Supplied data –
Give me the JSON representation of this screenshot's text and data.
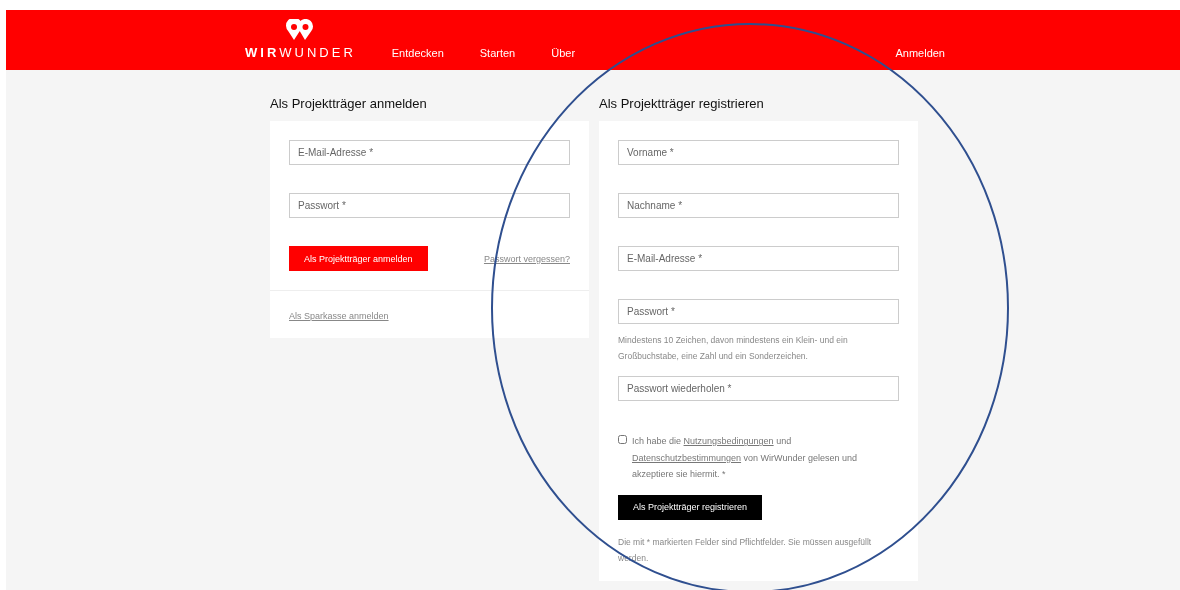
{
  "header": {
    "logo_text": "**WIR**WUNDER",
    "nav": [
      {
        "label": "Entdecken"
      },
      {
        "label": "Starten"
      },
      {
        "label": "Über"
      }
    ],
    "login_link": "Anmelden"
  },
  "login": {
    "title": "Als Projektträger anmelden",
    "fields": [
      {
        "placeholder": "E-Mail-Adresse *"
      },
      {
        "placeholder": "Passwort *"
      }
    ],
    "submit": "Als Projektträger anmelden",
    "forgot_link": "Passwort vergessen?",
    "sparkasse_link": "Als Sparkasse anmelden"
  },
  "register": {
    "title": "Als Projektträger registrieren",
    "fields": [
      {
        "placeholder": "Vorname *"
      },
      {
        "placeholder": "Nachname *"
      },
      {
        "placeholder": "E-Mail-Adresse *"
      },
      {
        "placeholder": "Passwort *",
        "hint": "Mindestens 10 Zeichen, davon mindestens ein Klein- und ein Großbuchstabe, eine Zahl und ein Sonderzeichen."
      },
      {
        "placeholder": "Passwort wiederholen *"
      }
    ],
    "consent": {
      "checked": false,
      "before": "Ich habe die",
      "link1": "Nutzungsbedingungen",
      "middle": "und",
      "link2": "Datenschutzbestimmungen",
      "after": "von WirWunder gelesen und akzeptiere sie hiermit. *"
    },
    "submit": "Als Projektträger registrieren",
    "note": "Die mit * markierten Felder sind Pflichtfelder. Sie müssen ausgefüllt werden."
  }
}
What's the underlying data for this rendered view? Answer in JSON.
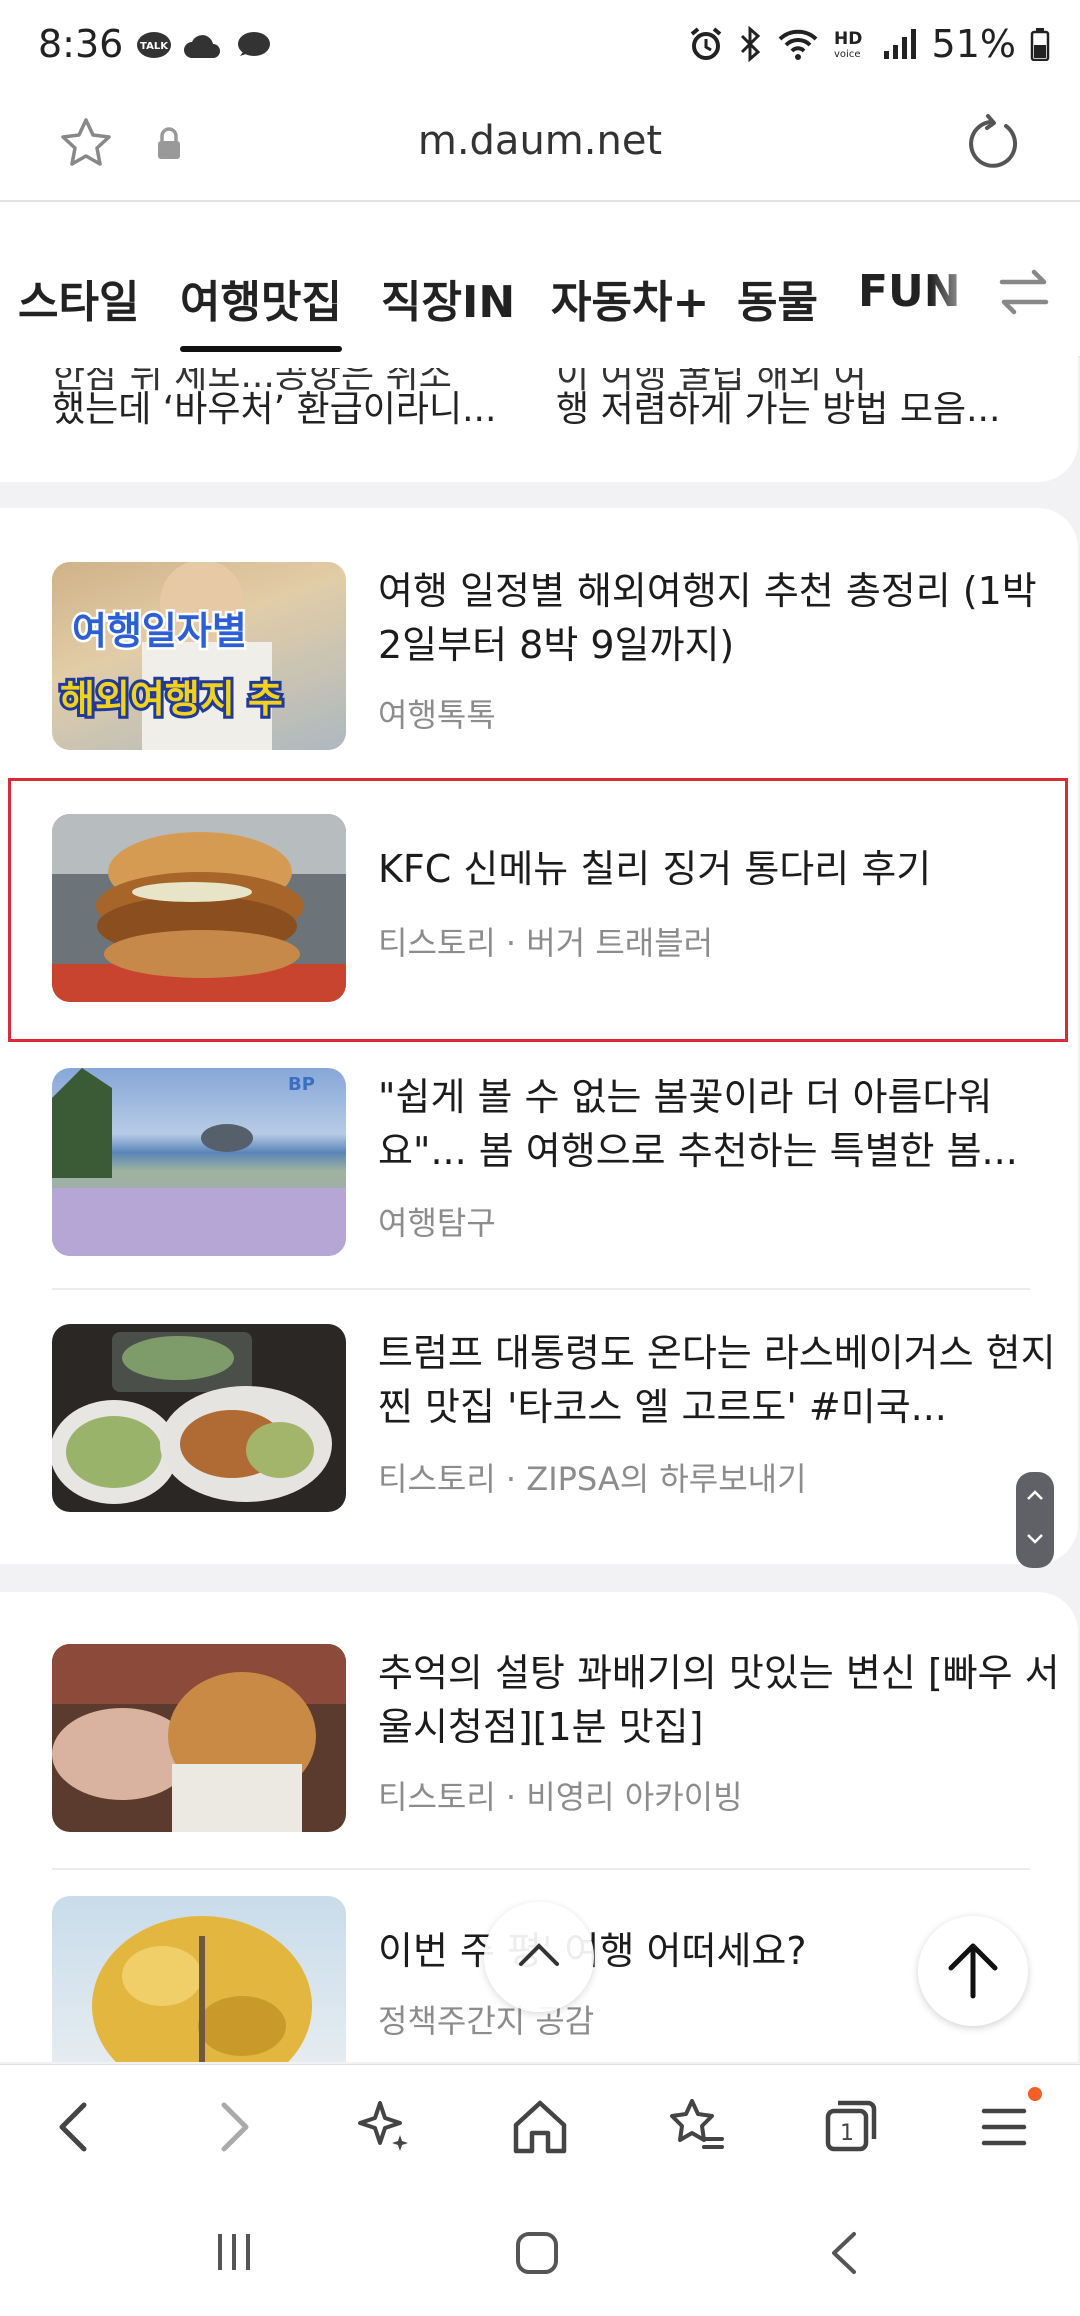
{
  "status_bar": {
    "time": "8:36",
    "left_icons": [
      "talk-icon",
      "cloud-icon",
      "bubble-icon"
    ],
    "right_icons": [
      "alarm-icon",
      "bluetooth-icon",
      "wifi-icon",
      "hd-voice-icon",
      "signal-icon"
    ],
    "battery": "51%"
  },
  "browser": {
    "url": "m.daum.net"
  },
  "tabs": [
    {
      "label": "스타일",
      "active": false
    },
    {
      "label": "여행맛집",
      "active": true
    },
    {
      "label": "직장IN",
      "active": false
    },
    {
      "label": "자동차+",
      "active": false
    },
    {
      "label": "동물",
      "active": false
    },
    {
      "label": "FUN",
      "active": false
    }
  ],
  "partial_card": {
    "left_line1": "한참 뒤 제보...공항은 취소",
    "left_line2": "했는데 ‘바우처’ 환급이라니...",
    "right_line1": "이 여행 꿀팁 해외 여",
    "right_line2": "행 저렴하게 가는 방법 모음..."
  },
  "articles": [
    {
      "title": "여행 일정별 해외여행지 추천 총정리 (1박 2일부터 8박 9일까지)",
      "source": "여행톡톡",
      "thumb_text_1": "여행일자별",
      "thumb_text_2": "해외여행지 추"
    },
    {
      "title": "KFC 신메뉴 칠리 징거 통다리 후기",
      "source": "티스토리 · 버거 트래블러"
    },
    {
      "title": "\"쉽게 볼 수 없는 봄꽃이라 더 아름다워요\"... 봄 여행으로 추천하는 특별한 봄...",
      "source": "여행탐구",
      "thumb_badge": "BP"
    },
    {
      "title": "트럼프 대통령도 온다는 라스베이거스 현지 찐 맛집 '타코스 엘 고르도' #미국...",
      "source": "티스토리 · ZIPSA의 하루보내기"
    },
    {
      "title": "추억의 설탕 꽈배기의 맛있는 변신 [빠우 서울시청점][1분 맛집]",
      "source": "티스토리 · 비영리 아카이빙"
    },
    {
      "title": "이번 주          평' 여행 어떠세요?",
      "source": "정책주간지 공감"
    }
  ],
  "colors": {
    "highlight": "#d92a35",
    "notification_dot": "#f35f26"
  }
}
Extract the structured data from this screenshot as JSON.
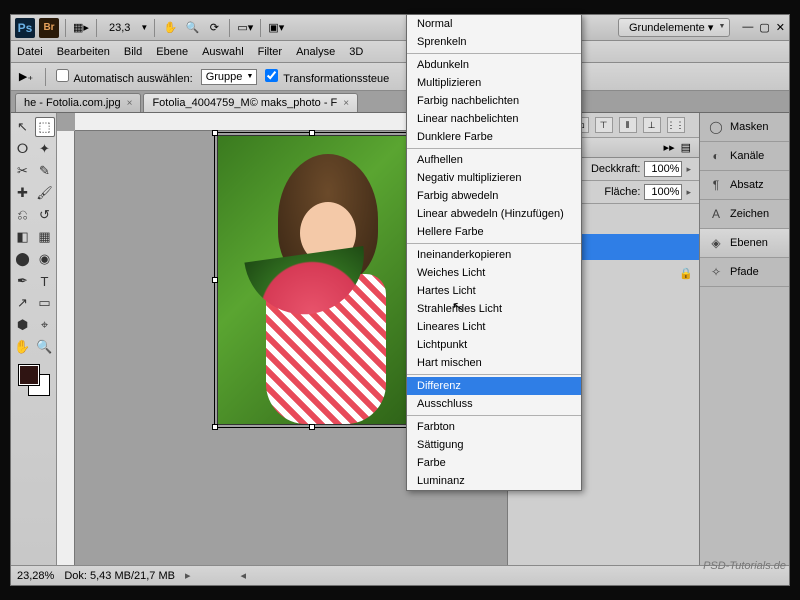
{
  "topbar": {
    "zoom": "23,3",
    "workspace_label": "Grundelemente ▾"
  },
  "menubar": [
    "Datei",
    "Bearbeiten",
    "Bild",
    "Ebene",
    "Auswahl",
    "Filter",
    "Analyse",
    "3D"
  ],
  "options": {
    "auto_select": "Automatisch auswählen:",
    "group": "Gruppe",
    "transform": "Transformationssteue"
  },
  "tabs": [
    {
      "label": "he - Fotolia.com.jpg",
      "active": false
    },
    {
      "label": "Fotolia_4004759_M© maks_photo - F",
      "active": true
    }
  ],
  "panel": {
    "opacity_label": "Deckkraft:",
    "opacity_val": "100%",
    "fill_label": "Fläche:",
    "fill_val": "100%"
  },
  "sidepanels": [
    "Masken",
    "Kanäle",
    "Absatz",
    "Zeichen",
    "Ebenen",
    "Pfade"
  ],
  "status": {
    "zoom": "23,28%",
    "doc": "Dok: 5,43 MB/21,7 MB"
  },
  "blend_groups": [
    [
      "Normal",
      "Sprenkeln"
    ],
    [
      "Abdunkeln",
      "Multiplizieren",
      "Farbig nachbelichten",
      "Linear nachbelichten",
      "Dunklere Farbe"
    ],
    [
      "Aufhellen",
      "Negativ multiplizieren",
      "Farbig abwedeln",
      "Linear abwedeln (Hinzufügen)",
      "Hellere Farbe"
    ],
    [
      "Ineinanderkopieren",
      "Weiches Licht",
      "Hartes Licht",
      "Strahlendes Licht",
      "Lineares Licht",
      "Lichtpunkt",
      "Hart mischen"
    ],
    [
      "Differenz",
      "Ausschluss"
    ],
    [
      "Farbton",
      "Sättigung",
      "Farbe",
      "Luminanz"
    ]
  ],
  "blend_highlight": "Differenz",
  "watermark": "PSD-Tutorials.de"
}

Given request –
Keep the pictures out and write out the records exactly.

Task answer –
Give me the JSON representation of this screenshot's text and data.
{
  "header": {
    "logo_text": "**WIR**WUNDER",
    "nav": [
      {
        "label": "Entdecken"
      },
      {
        "label": "Starten"
      },
      {
        "label": "Über"
      }
    ],
    "login_link": "Anmelden"
  },
  "login": {
    "title": "Als Projektträger anmelden",
    "fields": [
      {
        "placeholder": "E-Mail-Adresse *"
      },
      {
        "placeholder": "Passwort *"
      }
    ],
    "submit": "Als Projektträger anmelden",
    "forgot_link": "Passwort vergessen?",
    "sparkasse_link": "Als Sparkasse anmelden"
  },
  "register": {
    "title": "Als Projektträger registrieren",
    "fields": [
      {
        "placeholder": "Vorname *"
      },
      {
        "placeholder": "Nachname *"
      },
      {
        "placeholder": "E-Mail-Adresse *"
      },
      {
        "placeholder": "Passwort *",
        "hint": "Mindestens 10 Zeichen, davon mindestens ein Klein- und ein Großbuchstabe, eine Zahl und ein Sonderzeichen."
      },
      {
        "placeholder": "Passwort wiederholen *"
      }
    ],
    "consent": {
      "checked": false,
      "before": "Ich habe die",
      "link1": "Nutzungsbedingungen",
      "middle": "und",
      "link2": "Datenschutzbestimmungen",
      "after": "von WirWunder gelesen und akzeptiere sie hiermit. *"
    },
    "submit": "Als Projektträger registrieren",
    "note": "Die mit * markierten Felder sind Pflichtfelder. Sie müssen ausgefüllt werden."
  }
}
What's the underlying data for this rendered view? Answer in JSON.
{
  "status_bar": {
    "time": "8:36",
    "left_icons": [
      "talk-icon",
      "cloud-icon",
      "bubble-icon"
    ],
    "right_icons": [
      "alarm-icon",
      "bluetooth-icon",
      "wifi-icon",
      "hd-voice-icon",
      "signal-icon"
    ],
    "battery": "51%"
  },
  "browser": {
    "url": "m.daum.net"
  },
  "tabs": [
    {
      "label": "스타일",
      "active": false
    },
    {
      "label": "여행맛집",
      "active": true
    },
    {
      "label": "직장IN",
      "active": false
    },
    {
      "label": "자동차+",
      "active": false
    },
    {
      "label": "동물",
      "active": false
    },
    {
      "label": "FUN",
      "active": false
    }
  ],
  "partial_card": {
    "left_line1": "한참 뒤 제보...공항은 취소",
    "left_line2": "했는데 ‘바우처’ 환급이라니...",
    "right_line1": "이 여행 꿀팁 해외 여",
    "right_line2": "행 저렴하게 가는 방법 모음..."
  },
  "articles": [
    {
      "title": "여행 일정별 해외여행지 추천 총정리 (1박 2일부터 8박 9일까지)",
      "source": "여행톡톡",
      "thumb_text_1": "여행일자별",
      "thumb_text_2": "해외여행지 추"
    },
    {
      "title": "KFC 신메뉴 칠리 징거 통다리 후기",
      "source": "티스토리 · 버거 트래블러"
    },
    {
      "title": "\"쉽게 볼 수 없는 봄꽃이라 더 아름다워요\"... 봄 여행으로 추천하는 특별한 봄...",
      "source": "여행탐구",
      "thumb_badge": "BP"
    },
    {
      "title": "트럼프 대통령도 온다는 라스베이거스 현지 찐 맛집 '타코스 엘 고르도' #미국...",
      "source": "티스토리 · ZIPSA의 하루보내기"
    },
    {
      "title": "추억의 설탕 꽈배기의 맛있는 변신 [빠우 서울시청점][1분 맛집]",
      "source": "티스토리 · 비영리 아카이빙"
    },
    {
      "title": "이번 주          평' 여행 어떠세요?",
      "source": "정책주간지 공감"
    }
  ],
  "colors": {
    "highlight": "#d92a35",
    "notification_dot": "#f35f26"
  }
}
Extract the structured data from this screenshot as JSON.
{
  "topbar": {
    "zoom": "23,3",
    "workspace_label": "Grundelemente ▾"
  },
  "menubar": [
    "Datei",
    "Bearbeiten",
    "Bild",
    "Ebene",
    "Auswahl",
    "Filter",
    "Analyse",
    "3D"
  ],
  "options": {
    "auto_select": "Automatisch auswählen:",
    "group": "Gruppe",
    "transform": "Transformationssteue"
  },
  "tabs": [
    {
      "label": "he - Fotolia.com.jpg",
      "active": false
    },
    {
      "label": "Fotolia_4004759_M© maks_photo - F",
      "active": true
    }
  ],
  "panel": {
    "opacity_label": "Deckkraft:",
    "opacity_val": "100%",
    "fill_label": "Fläche:",
    "fill_val": "100%"
  },
  "sidepanels": [
    "Masken",
    "Kanäle",
    "Absatz",
    "Zeichen",
    "Ebenen",
    "Pfade"
  ],
  "status": {
    "zoom": "23,28%",
    "doc": "Dok: 5,43 MB/21,7 MB"
  },
  "blend_groups": [
    [
      "Normal",
      "Sprenkeln"
    ],
    [
      "Abdunkeln",
      "Multiplizieren",
      "Farbig nachbelichten",
      "Linear nachbelichten",
      "Dunklere Farbe"
    ],
    [
      "Aufhellen",
      "Negativ multiplizieren",
      "Farbig abwedeln",
      "Linear abwedeln (Hinzufügen)",
      "Hellere Farbe"
    ],
    [
      "Ineinanderkopieren",
      "Weiches Licht",
      "Hartes Licht",
      "Strahlendes Licht",
      "Lineares Licht",
      "Lichtpunkt",
      "Hart mischen"
    ],
    [
      "Differenz",
      "Ausschluss"
    ],
    [
      "Farbton",
      "Sättigung",
      "Farbe",
      "Luminanz"
    ]
  ],
  "blend_highlight": "Differenz",
  "watermark": "PSD-Tutorials.de"
}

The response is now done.